━━━ EXERCISE MATERIALS ━━━

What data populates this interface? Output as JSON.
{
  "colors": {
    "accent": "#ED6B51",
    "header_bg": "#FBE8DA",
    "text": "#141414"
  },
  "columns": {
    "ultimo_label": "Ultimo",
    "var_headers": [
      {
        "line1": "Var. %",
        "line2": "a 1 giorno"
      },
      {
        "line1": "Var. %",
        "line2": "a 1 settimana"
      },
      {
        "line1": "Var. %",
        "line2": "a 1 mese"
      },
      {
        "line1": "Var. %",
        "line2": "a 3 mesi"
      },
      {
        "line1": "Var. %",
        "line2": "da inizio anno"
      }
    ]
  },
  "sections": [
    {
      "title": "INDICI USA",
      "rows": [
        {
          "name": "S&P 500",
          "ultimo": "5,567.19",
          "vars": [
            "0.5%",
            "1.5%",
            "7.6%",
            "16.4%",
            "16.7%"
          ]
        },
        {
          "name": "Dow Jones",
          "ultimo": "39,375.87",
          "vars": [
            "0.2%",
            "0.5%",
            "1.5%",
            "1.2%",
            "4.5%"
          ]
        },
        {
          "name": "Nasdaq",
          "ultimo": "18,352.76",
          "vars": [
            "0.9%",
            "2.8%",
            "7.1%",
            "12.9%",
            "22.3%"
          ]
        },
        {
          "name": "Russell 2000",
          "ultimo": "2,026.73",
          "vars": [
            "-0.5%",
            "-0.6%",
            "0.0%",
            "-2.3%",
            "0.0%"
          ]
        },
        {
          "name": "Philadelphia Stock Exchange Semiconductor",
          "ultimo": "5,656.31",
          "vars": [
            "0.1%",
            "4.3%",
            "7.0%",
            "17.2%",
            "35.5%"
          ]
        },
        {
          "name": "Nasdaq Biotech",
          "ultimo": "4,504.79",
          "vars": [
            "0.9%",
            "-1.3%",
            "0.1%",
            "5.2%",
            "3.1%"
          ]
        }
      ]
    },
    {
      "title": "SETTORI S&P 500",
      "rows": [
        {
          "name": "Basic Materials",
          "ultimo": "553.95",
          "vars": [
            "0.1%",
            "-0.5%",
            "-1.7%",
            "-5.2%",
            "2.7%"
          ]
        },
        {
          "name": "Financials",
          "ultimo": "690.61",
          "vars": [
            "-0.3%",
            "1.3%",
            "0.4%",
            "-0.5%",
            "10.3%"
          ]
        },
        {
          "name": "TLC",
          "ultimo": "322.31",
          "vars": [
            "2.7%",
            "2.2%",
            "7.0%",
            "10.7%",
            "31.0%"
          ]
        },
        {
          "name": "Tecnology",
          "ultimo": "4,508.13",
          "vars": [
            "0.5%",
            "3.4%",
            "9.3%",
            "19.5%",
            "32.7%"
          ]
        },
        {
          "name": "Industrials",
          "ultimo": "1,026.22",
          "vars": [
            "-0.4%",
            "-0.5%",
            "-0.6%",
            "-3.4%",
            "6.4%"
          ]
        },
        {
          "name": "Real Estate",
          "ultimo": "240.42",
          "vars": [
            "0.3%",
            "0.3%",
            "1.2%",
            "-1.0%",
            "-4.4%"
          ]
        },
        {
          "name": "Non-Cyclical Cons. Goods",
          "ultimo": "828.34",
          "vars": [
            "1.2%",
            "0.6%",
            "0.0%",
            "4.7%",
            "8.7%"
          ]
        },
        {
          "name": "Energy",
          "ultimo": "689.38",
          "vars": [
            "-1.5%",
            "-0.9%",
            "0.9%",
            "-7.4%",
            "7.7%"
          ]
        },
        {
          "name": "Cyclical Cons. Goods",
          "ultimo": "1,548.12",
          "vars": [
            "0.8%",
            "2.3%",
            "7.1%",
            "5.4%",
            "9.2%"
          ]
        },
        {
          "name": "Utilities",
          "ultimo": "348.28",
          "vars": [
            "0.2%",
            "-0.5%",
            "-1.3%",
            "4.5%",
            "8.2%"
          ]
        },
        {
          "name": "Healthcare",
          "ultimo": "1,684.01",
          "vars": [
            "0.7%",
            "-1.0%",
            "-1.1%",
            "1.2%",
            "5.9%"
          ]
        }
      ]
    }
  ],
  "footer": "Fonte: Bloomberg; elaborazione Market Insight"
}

━━━

EXERCISE BRIEF:
Provide the count, and nothing else, of lines in the data above where the word "Cons" occurs.

WRITTEN ANSWER:
2